§ **Aim of the task**
An exact reproduction of all entries is required.

§ **Information supplied**
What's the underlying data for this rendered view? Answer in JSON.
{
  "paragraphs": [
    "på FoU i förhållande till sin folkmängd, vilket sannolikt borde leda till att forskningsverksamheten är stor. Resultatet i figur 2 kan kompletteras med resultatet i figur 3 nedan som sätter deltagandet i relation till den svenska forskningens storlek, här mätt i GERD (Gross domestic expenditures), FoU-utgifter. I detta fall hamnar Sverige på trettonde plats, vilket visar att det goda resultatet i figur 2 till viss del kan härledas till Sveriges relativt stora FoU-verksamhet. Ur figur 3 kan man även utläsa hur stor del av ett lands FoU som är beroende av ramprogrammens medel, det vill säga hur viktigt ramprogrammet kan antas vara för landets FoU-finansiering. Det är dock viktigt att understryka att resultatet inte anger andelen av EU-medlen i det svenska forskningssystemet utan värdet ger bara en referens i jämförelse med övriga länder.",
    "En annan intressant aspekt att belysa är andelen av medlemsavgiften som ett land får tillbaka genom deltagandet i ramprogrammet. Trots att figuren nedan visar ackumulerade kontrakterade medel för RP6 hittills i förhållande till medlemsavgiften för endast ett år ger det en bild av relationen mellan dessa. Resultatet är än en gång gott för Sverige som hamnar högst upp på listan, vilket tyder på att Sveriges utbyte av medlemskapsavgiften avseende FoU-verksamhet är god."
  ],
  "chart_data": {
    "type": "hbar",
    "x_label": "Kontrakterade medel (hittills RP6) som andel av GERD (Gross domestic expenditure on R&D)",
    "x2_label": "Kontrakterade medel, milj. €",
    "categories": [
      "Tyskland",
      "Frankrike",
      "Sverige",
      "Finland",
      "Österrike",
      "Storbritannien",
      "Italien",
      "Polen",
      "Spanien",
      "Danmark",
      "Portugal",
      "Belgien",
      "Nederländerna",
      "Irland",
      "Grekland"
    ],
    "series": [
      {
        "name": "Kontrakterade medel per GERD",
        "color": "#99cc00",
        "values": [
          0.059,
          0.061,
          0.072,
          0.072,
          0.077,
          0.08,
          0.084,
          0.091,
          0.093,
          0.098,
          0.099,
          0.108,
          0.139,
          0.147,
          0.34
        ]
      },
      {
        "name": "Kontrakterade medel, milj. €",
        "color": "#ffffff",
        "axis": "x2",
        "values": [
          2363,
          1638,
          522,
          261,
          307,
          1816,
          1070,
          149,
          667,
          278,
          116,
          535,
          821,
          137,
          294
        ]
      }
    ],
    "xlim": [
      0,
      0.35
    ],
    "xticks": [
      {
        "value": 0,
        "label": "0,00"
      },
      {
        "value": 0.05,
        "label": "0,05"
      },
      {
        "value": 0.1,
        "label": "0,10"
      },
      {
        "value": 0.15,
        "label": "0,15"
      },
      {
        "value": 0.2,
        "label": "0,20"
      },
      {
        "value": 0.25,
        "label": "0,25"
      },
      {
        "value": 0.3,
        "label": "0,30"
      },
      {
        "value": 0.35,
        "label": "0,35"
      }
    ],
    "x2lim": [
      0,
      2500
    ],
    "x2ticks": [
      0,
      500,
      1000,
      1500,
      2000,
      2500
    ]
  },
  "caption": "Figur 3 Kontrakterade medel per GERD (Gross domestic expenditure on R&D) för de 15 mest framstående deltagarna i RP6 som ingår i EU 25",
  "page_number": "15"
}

§ **Solution**
What's the underlying data for this rendered view? Answer in JSON.
{
  "paragraphs": [
    "på FoU i förhållande till sin folkmängd, vilket sannolikt borde leda till att forskningsverksamheten är stor. Resultatet i figur 2 kan kompletteras med resultatet i figur 3 nedan som sätter deltagandet i relation till den svenska forskningens storlek, här mätt i GERD (Gross domestic expenditures), FoU-utgifter. I detta fall hamnar Sverige på trettonde plats, vilket visar att det goda resultatet i figur 2 till viss del kan härledas till Sveriges relativt stora FoU-verksamhet. Ur figur 3 kan man även utläsa hur stor del av ett lands FoU som är beroende av ramprogrammens medel, det vill säga hur viktigt ramprogrammet kan antas vara för landets FoU-finansiering. Det är dock viktigt att understryka att resultatet inte anger andelen av EU-medlen i det svenska forskningssystemet utan värdet ger bara en referens i jämförelse med övriga länder.",
    "En annan intressant aspekt att belysa är andelen av medlemsavgiften som ett land får tillbaka genom deltagandet i ramprogrammet. Trots att figuren nedan visar ackumulerade kontrakterade medel för RP6 hittills i förhållande till medlemsavgiften för endast ett år ger det en bild av relationen mellan dessa. Resultatet är än en gång gott för Sverige som hamnar högst upp på listan, vilket tyder på att Sveriges utbyte av medlemskapsavgiften avseende FoU-verksamhet är god."
  ],
  "chart_data": {
    "type": "hbar",
    "x_label": "Kontrakterade medel (hittills RP6) som andel av GERD (Gross domestic expenditure on R&D)",
    "x2_label": "Kontrakterade medel, milj. €",
    "categories": [
      "Tyskland",
      "Frankrike",
      "Sverige",
      "Finland",
      "Österrike",
      "Storbritannien",
      "Italien",
      "Polen",
      "Spanien",
      "Danmark",
      "Portugal",
      "Belgien",
      "Nederländerna",
      "Irland",
      "Grekland"
    ],
    "series": [
      {
        "name": "Kontrakterade medel per GERD",
        "color": "#99cc00",
        "values": [
          0.059,
          0.061,
          0.072,
          0.072,
          0.077,
          0.08,
          0.084,
          0.091,
          0.093,
          0.098,
          0.099,
          0.108,
          0.139,
          0.147,
          0.34
        ]
      },
      {
        "name": "Kontrakterade medel, milj. €",
        "color": "#ffffff",
        "axis": "x2",
        "values": [
          2363,
          1638,
          522,
          261,
          307,
          1816,
          1070,
          149,
          667,
          278,
          116,
          535,
          821,
          137,
          294
        ]
      }
    ],
    "xlim": [
      0,
      0.35
    ],
    "xticks": [
      {
        "value": 0,
        "label": "0,00"
      },
      {
        "value": 0.05,
        "label": "0,05"
      },
      {
        "value": 0.1,
        "label": "0,10"
      },
      {
        "value": 0.15,
        "label": "0,15"
      },
      {
        "value": 0.2,
        "label": "0,20"
      },
      {
        "value": 0.25,
        "label": "0,25"
      },
      {
        "value": 0.3,
        "label": "0,30"
      },
      {
        "value": 0.35,
        "label": "0,35"
      }
    ],
    "x2lim": [
      0,
      2500
    ],
    "x2ticks": [
      0,
      500,
      1000,
      1500,
      2000,
      2500
    ]
  },
  "caption": "Figur 3 Kontrakterade medel per GERD (Gross domestic expenditure on R&D) för de 15 mest framstående deltagarna i RP6 som ingår i EU 25",
  "page_number": "15"
}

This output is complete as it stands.